___ Record excerpts

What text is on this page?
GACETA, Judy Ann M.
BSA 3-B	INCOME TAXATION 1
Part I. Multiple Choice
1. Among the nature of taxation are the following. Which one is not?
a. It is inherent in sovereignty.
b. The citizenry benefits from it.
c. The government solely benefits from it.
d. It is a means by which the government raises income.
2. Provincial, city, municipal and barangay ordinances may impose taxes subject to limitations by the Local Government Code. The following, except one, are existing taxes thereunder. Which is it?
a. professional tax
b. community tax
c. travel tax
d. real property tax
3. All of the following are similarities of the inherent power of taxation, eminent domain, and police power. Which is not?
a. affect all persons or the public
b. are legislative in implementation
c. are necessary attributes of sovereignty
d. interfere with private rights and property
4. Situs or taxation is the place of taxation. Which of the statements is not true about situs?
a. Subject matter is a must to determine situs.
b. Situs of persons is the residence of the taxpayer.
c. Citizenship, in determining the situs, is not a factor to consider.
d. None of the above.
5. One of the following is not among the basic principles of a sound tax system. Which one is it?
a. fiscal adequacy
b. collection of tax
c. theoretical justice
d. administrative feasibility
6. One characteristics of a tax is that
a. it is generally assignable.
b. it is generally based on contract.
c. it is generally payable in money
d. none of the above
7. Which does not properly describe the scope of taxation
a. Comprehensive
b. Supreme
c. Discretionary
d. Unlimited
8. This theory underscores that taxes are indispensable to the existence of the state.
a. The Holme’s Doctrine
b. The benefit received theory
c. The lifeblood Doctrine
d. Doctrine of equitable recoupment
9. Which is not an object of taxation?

______

◆ Problem statement
Copy down the whole of the data above, matching it exactly.

◆ Full output
What text is on this page?
GACETA, Judy Ann M.
BSA 3-B	INCOME TAXATION 1
Part I. Multiple Choice
1. Among the nature of taxation are the following. Which one is not?
a. It is inherent in sovereignty.
b. The citizenry benefits from it.
c. The government solely benefits from it.
d. It is a means by which the government raises income.
2. Provincial, city, municipal and barangay ordinances may impose taxes subject to limitations by the Local Government Code. The following, except one, are existing taxes thereunder. Which is it?
a. professional tax
b. community tax
c. travel tax
d. real property tax
3. All of the following are similarities of the inherent power of taxation, eminent domain, and police power. Which is not?
a. affect all persons or the public
b. are legislative in implementation
c. are necessary attributes of sovereignty
d. interfere with private rights and property
4. Situs or taxation is the place of taxation. Which of the statements is not true about situs?
a. Subject matter is a must to determine situs.
b. Situs of persons is the residence of the taxpayer.
c. Citizenship, in determining the situs, is not a factor to consider.
d. None of the above.
5. One of the following is not among the basic principles of a sound tax system. Which one is it?
a. fiscal adequacy
b. collection of tax
c. theoretical justice
d. administrative feasibility
6. One characteristics of a tax is that
a. it is generally assignable.
b. it is generally based on contract.
c. it is generally payable in money
d. none of the above
7. Which does not properly describe the scope of taxation
a. Comprehensive
b. Supreme
c. Discretionary
d. Unlimited
8. This theory underscores that taxes are indispensable to the existence of the state.
a. The Holme’s Doctrine
b. The benefit received theory
c. The lifeblood Doctrine
d. Doctrine of equitable recoupment
9. Which is not an object of taxation?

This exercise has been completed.